*Short task*.
Repeat the data that follows, word for word, without the images.

──────── Supplied records

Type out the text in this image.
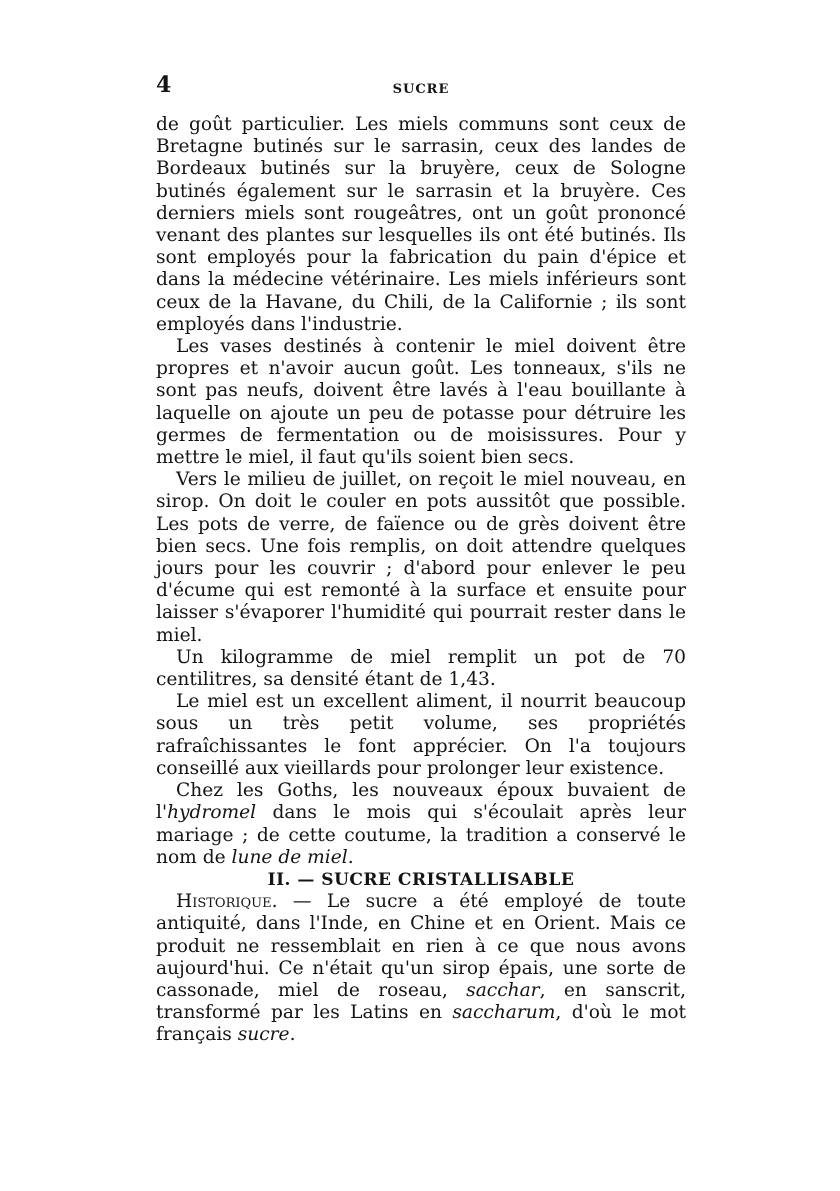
4	SUCRE

de goût particulier. Les miels communs sont ceux de Bretagne butinés sur le sarrasin, ceux des landes de Bordeaux butinés sur la bruyère, ceux de Sologne butinés également sur le sarrasin et la bruyère. Ces derniers miels sont rougeâtres, ont un goût prononcé venant des plantes sur lesquelles ils ont été butinés. Ils sont employés pour la fabrication du pain d'épice et dans la médecine vétérinaire. Les miels inférieurs sont ceux de la Havane, du Chili, de la Californie ; ils sont employés dans l'industrie.

Les vases destinés à contenir le miel doivent être propres et n'avoir aucun goût. Les tonneaux, s'ils ne sont pas neufs, doivent être lavés à l'eau bouillante à laquelle on ajoute un peu de potasse pour détruire les germes de fermentation ou de moisissures. Pour y mettre le miel, il faut qu'ils soient bien secs.

Vers le milieu de juillet, on reçoit le miel nouveau, en sirop. On doit le couler en pots aussitôt que possible. Les pots de verre, de faïence ou de grès doivent être bien secs. Une fois remplis, on doit attendre quelques jours pour les couvrir ; d'abord pour enlever le peu d'écume qui est remonté à la surface et ensuite pour laisser s'évaporer l'humidité qui pourrait rester dans le miel.

Un kilogramme de miel remplit un pot de 70 centilitres, sa densité étant de 1,43.

Le miel est un excellent aliment, il nourrit beaucoup sous un très petit volume, ses propriétés rafraîchissantes le font apprécier. On l'a toujours conseillé aux vieillards pour prolonger leur existence.

Chez les Goths, les nouveaux époux buvaient de l'hydromel dans le mois qui s'écoulait après leur mariage ; de cette coutume, la tradition a conservé le nom de lune de miel.

II. — SUCRE CRISTALLISABLE

Historique. — Le sucre a été employé de toute antiquité, dans l'Inde, en Chine et en Orient. Mais ce produit ne ressemblait en rien à ce que nous avons aujourd'hui. Ce n'était qu'un sirop épais, une sorte de cassonade, miel de roseau, sacchar, en sanscrit, transformé par les Latins en saccharum, d'où le mot français sucre.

────────────────

*Reply*.
Type out the text in this image.
4	SUCRE

de goût particulier. Les miels communs sont ceux de Bretagne butinés sur le sarrasin, ceux des landes de Bordeaux butinés sur la bruyère, ceux de Sologne butinés également sur le sarrasin et la bruyère. Ces derniers miels sont rougeâtres, ont un goût prononcé venant des plantes sur lesquelles ils ont été butinés. Ils sont employés pour la fabrication du pain d'épice et dans la médecine vétérinaire. Les miels inférieurs sont ceux de la Havane, du Chili, de la Californie ; ils sont employés dans l'industrie.

Les vases destinés à contenir le miel doivent être propres et n'avoir aucun goût. Les tonneaux, s'ils ne sont pas neufs, doivent être lavés à l'eau bouillante à laquelle on ajoute un peu de potasse pour détruire les germes de fermentation ou de moisissures. Pour y mettre le miel, il faut qu'ils soient bien secs.

Vers le milieu de juillet, on reçoit le miel nouveau, en sirop. On doit le couler en pots aussitôt que possible. Les pots de verre, de faïence ou de grès doivent être bien secs. Une fois remplis, on doit attendre quelques jours pour les couvrir ; d'abord pour enlever le peu d'écume qui est remonté à la surface et ensuite pour laisser s'évaporer l'humidité qui pourrait rester dans le miel.

Un kilogramme de miel remplit un pot de 70 centilitres, sa densité étant de 1,43.

Le miel est un excellent aliment, il nourrit beaucoup sous un très petit volume, ses propriétés rafraîchissantes le font apprécier. On l'a toujours conseillé aux vieillards pour prolonger leur existence.

Chez les Goths, les nouveaux époux buvaient de l'hydromel dans le mois qui s'écoulait après leur mariage ; de cette coutume, la tradition a conservé le nom de lune de miel.

II. — SUCRE CRISTALLISABLE

Historique. — Le sucre a été employé de toute antiquité, dans l'Inde, en Chine et en Orient. Mais ce produit ne ressemblait en rien à ce que nous avons aujourd'hui. Ce n'était qu'un sirop épais, une sorte de cassonade, miel de roseau, sacchar, en sanscrit, transformé par les Latins en saccharum, d'où le mot français sucre.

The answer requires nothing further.